*What you should do*: Report, word for word, every line of the material that contains "Elevation".

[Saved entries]
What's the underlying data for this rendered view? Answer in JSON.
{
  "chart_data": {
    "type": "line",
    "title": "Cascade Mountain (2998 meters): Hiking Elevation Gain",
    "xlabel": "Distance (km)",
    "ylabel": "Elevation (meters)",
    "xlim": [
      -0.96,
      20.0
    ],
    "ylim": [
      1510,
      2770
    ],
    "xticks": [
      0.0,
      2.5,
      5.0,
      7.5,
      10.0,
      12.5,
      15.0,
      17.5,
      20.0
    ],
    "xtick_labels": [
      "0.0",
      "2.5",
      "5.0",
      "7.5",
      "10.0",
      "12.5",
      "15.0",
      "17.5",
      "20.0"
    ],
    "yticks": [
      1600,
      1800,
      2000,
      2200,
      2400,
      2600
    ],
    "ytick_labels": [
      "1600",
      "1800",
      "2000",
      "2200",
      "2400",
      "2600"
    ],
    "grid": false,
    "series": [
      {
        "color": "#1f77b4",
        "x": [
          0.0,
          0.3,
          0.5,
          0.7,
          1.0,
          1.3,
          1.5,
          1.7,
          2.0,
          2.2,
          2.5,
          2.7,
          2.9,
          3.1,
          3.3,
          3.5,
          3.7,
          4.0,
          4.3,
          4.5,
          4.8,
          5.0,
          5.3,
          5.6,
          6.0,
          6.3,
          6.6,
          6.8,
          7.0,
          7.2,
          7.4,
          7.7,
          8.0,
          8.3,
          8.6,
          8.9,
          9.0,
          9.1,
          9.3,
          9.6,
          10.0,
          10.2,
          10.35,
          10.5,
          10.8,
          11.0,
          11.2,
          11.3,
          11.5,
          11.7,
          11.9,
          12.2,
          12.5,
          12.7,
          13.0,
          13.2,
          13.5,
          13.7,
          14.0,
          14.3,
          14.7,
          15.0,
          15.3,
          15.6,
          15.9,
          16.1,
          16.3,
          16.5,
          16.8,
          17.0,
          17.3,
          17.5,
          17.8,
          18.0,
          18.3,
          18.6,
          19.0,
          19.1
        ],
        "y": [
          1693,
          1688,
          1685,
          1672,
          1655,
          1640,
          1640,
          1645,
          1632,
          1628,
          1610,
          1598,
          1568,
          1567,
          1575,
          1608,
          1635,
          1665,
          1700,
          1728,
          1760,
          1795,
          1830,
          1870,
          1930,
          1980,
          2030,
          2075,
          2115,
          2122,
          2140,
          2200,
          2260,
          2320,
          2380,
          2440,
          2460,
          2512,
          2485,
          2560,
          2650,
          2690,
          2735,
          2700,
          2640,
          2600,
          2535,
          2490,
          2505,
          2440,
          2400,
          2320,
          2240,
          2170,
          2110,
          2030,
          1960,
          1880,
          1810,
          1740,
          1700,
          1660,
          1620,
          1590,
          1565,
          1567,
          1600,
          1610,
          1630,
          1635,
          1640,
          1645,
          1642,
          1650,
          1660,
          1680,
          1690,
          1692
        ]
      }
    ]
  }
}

*Result*:
    "title": "Cascade Mountain (2998 meters): Hiking Elevation Gain",
    "ylabel": "Elevation (meters)",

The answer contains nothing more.